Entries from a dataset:
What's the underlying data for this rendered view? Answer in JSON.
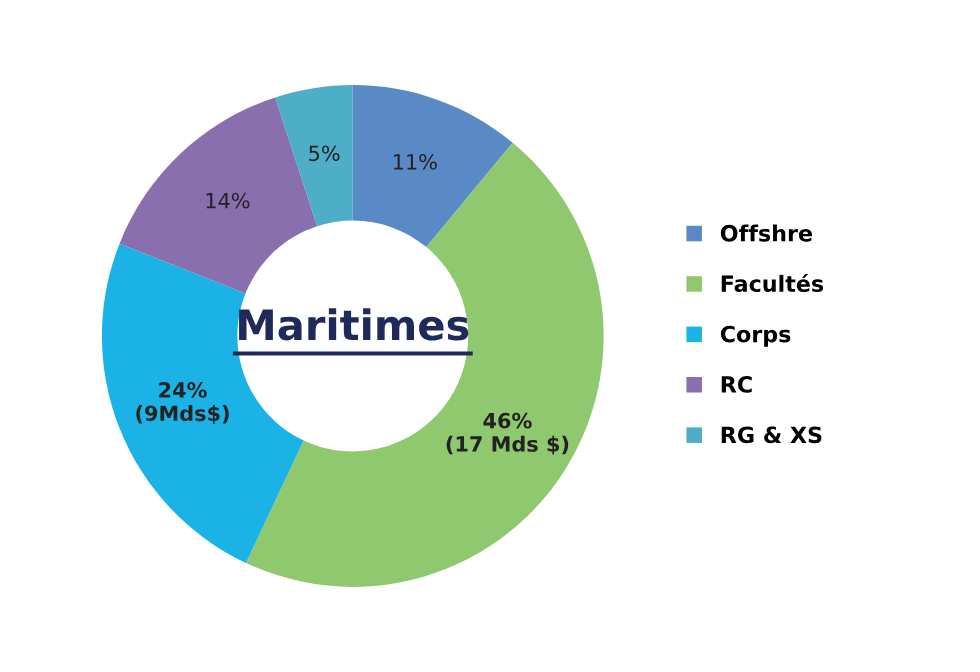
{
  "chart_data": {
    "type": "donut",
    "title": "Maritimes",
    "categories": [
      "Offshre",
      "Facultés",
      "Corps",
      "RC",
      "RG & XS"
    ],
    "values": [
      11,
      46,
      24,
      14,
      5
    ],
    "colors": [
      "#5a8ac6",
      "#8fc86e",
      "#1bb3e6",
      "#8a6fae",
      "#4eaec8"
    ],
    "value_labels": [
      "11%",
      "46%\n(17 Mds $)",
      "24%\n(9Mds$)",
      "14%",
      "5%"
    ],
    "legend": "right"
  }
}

Work required:
Pictures are excluded; output everything else in the data verbatim.

Answer for the task:
What's the underlying data for this rendered view? Answer in JSON.
{
  "chart_data": {
    "type": "donut",
    "title": "Maritimes",
    "categories": [
      "Offshre",
      "Facultés",
      "Corps",
      "RC",
      "RG & XS"
    ],
    "values": [
      11,
      46,
      24,
      14,
      5
    ],
    "colors": [
      "#5a8ac6",
      "#8fc86e",
      "#1bb3e6",
      "#8a6fae",
      "#4eaec8"
    ],
    "value_labels": [
      "11%",
      "46%\n(17 Mds $)",
      "24%\n(9Mds$)",
      "14%",
      "5%"
    ],
    "legend": "right"
  }
}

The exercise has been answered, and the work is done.